Dataset items:
--- Start ---

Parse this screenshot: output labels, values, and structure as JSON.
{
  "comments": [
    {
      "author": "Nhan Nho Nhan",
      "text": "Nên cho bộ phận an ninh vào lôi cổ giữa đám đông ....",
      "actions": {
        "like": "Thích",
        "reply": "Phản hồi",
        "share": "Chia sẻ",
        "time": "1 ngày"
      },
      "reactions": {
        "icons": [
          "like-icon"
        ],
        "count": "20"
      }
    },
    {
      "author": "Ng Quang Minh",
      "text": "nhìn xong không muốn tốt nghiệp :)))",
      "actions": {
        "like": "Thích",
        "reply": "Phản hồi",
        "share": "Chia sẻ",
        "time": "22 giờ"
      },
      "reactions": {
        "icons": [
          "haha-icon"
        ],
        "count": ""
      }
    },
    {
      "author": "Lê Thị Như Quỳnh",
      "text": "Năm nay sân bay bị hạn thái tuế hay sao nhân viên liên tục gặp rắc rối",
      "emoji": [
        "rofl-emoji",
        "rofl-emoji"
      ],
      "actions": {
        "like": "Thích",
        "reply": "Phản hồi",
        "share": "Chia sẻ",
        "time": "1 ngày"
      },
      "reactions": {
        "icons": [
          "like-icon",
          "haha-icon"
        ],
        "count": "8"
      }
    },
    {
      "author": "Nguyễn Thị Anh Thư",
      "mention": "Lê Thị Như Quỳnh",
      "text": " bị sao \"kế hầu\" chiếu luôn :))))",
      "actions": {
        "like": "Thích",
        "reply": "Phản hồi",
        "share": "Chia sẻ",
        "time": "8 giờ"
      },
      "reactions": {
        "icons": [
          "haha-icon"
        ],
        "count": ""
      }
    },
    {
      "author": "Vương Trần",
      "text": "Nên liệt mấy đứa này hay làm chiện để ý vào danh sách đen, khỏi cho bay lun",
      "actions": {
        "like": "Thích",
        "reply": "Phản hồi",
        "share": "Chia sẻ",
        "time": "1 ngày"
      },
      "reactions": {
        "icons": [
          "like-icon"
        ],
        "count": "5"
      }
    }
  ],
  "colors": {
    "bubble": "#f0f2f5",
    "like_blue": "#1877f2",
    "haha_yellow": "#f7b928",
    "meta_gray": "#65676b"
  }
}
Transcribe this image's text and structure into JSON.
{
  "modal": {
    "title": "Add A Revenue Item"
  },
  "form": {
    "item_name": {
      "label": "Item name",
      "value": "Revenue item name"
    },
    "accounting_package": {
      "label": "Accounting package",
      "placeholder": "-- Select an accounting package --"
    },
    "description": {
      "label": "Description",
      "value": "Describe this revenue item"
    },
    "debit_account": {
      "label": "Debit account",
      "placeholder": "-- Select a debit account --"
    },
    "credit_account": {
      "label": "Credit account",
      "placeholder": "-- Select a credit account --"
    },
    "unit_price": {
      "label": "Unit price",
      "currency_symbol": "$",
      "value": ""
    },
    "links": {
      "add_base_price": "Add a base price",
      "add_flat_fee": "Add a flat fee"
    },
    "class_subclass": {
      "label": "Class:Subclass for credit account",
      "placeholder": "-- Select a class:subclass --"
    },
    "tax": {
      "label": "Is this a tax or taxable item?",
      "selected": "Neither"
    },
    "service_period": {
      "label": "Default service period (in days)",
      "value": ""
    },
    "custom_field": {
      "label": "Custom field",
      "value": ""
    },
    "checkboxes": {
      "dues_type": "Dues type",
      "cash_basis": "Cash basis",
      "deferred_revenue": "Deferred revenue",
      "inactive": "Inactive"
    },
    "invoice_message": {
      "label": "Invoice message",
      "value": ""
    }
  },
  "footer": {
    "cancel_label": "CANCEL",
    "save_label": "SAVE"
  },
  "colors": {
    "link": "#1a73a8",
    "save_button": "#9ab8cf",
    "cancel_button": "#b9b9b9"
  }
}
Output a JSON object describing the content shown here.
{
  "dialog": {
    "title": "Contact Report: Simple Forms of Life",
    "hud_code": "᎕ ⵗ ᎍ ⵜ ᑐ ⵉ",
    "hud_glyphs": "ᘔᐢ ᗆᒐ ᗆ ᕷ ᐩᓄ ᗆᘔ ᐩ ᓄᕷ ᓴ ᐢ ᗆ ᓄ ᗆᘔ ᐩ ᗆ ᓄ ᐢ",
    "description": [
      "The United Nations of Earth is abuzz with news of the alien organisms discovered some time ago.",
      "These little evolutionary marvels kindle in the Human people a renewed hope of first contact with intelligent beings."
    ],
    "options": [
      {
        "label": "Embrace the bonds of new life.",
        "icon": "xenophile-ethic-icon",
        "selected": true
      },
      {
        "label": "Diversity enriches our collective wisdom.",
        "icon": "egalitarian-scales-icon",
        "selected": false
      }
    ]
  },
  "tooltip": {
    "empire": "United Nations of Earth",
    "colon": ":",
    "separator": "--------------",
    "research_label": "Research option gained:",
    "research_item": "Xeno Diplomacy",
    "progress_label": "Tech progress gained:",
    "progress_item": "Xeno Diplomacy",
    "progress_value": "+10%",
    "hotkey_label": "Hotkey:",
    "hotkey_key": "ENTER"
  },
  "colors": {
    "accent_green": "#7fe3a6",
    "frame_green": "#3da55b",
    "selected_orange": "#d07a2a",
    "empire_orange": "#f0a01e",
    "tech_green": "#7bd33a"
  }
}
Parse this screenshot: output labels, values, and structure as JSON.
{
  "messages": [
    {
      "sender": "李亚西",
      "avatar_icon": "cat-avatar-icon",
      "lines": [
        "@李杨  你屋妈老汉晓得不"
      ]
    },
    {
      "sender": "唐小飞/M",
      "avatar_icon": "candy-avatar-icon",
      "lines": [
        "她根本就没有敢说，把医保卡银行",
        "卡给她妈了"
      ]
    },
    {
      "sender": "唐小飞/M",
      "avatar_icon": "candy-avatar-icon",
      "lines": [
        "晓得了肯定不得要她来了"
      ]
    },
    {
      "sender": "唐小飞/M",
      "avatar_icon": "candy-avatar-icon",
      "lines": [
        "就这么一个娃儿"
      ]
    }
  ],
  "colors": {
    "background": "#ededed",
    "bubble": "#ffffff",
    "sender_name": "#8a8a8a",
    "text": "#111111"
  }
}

--- End ---

* **What you have to do**
Provide an exact reproduction of all the entries shown above.

* **Task response**
Parse this screenshot: output labels, values, and structure as JSON.
{
  "comments": [
    {
      "author": "Nhan Nho Nhan",
      "text": "Nên cho bộ phận an ninh vào lôi cổ giữa đám đông ....",
      "actions": {
        "like": "Thích",
        "reply": "Phản hồi",
        "share": "Chia sẻ",
        "time": "1 ngày"
      },
      "reactions": {
        "icons": [
          "like-icon"
        ],
        "count": "20"
      }
    },
    {
      "author": "Ng Quang Minh",
      "text": "nhìn xong không muốn tốt nghiệp :)))",
      "actions": {
        "like": "Thích",
        "reply": "Phản hồi",
        "share": "Chia sẻ",
        "time": "22 giờ"
      },
      "reactions": {
        "icons": [
          "haha-icon"
        ],
        "count": ""
      }
    },
    {
      "author": "Lê Thị Như Quỳnh",
      "text": "Năm nay sân bay bị hạn thái tuế hay sao nhân viên liên tục gặp rắc rối",
      "emoji": [
        "rofl-emoji",
        "rofl-emoji"
      ],
      "actions": {
        "like": "Thích",
        "reply": "Phản hồi",
        "share": "Chia sẻ",
        "time": "1 ngày"
      },
      "reactions": {
        "icons": [
          "like-icon",
          "haha-icon"
        ],
        "count": "8"
      }
    },
    {
      "author": "Nguyễn Thị Anh Thư",
      "mention": "Lê Thị Như Quỳnh",
      "text": " bị sao \"kế hầu\" chiếu luôn :))))",
      "actions": {
        "like": "Thích",
        "reply": "Phản hồi",
        "share": "Chia sẻ",
        "time": "8 giờ"
      },
      "reactions": {
        "icons": [
          "haha-icon"
        ],
        "count": ""
      }
    },
    {
      "author": "Vương Trần",
      "text": "Nên liệt mấy đứa này hay làm chiện để ý vào danh sách đen, khỏi cho bay lun",
      "actions": {
        "like": "Thích",
        "reply": "Phản hồi",
        "share": "Chia sẻ",
        "time": "1 ngày"
      },
      "reactions": {
        "icons": [
          "like-icon"
        ],
        "count": "5"
      }
    }
  ],
  "colors": {
    "bubble": "#f0f2f5",
    "like_blue": "#1877f2",
    "haha_yellow": "#f7b928",
    "meta_gray": "#65676b"
  }
}
Transcribe this image's text and structure into JSON.
{
  "modal": {
    "title": "Add A Revenue Item"
  },
  "form": {
    "item_name": {
      "label": "Item name",
      "value": "Revenue item name"
    },
    "accounting_package": {
      "label": "Accounting package",
      "placeholder": "-- Select an accounting package --"
    },
    "description": {
      "label": "Description",
      "value": "Describe this revenue item"
    },
    "debit_account": {
      "label": "Debit account",
      "placeholder": "-- Select a debit account --"
    },
    "credit_account": {
      "label": "Credit account",
      "placeholder": "-- Select a credit account --"
    },
    "unit_price": {
      "label": "Unit price",
      "currency_symbol": "$",
      "value": ""
    },
    "links": {
      "add_base_price": "Add a base price",
      "add_flat_fee": "Add a flat fee"
    },
    "class_subclass": {
      "label": "Class:Subclass for credit account",
      "placeholder": "-- Select a class:subclass --"
    },
    "tax": {
      "label": "Is this a tax or taxable item?",
      "selected": "Neither"
    },
    "service_period": {
      "label": "Default service period (in days)",
      "value": ""
    },
    "custom_field": {
      "label": "Custom field",
      "value": ""
    },
    "checkboxes": {
      "dues_type": "Dues type",
      "cash_basis": "Cash basis",
      "deferred_revenue": "Deferred revenue",
      "inactive": "Inactive"
    },
    "invoice_message": {
      "label": "Invoice message",
      "value": ""
    }
  },
  "footer": {
    "cancel_label": "CANCEL",
    "save_label": "SAVE"
  },
  "colors": {
    "link": "#1a73a8",
    "save_button": "#9ab8cf",
    "cancel_button": "#b9b9b9"
  }
}
Output a JSON object describing the content shown here.
{
  "dialog": {
    "title": "Contact Report: Simple Forms of Life",
    "hud_code": "᎕ ⵗ ᎍ ⵜ ᑐ ⵉ",
    "hud_glyphs": "ᘔᐢ ᗆᒐ ᗆ ᕷ ᐩᓄ ᗆᘔ ᐩ ᓄᕷ ᓴ ᐢ ᗆ ᓄ ᗆᘔ ᐩ ᗆ ᓄ ᐢ",
    "description": [
      "The United Nations of Earth is abuzz with news of the alien organisms discovered some time ago.",
      "These little evolutionary marvels kindle in the Human people a renewed hope of first contact with intelligent beings."
    ],
    "options": [
      {
        "label": "Embrace the bonds of new life.",
        "icon": "xenophile-ethic-icon",
        "selected": true
      },
      {
        "label": "Diversity enriches our collective wisdom.",
        "icon": "egalitarian-scales-icon",
        "selected": false
      }
    ]
  },
  "tooltip": {
    "empire": "United Nations of Earth",
    "colon": ":",
    "separator": "--------------",
    "research_label": "Research option gained:",
    "research_item": "Xeno Diplomacy",
    "progress_label": "Tech progress gained:",
    "progress_item": "Xeno Diplomacy",
    "progress_value": "+10%",
    "hotkey_label": "Hotkey:",
    "hotkey_key": "ENTER"
  },
  "colors": {
    "accent_green": "#7fe3a6",
    "frame_green": "#3da55b",
    "selected_orange": "#d07a2a",
    "empire_orange": "#f0a01e",
    "tech_green": "#7bd33a"
  }
}
Parse this screenshot: output labels, values, and structure as JSON.
{
  "messages": [
    {
      "sender": "李亚西",
      "avatar_icon": "cat-avatar-icon",
      "lines": [
        "@李杨  你屋妈老汉晓得不"
      ]
    },
    {
      "sender": "唐小飞/M",
      "avatar_icon": "candy-avatar-icon",
      "lines": [
        "她根本就没有敢说，把医保卡银行",
        "卡给她妈了"
      ]
    },
    {
      "sender": "唐小飞/M",
      "avatar_icon": "candy-avatar-icon",
      "lines": [
        "晓得了肯定不得要她来了"
      ]
    },
    {
      "sender": "唐小飞/M",
      "avatar_icon": "candy-avatar-icon",
      "lines": [
        "就这么一个娃儿"
      ]
    }
  ],
  "colors": {
    "background": "#ededed",
    "bubble": "#ffffff",
    "sender_name": "#8a8a8a",
    "text": "#111111"
  }
}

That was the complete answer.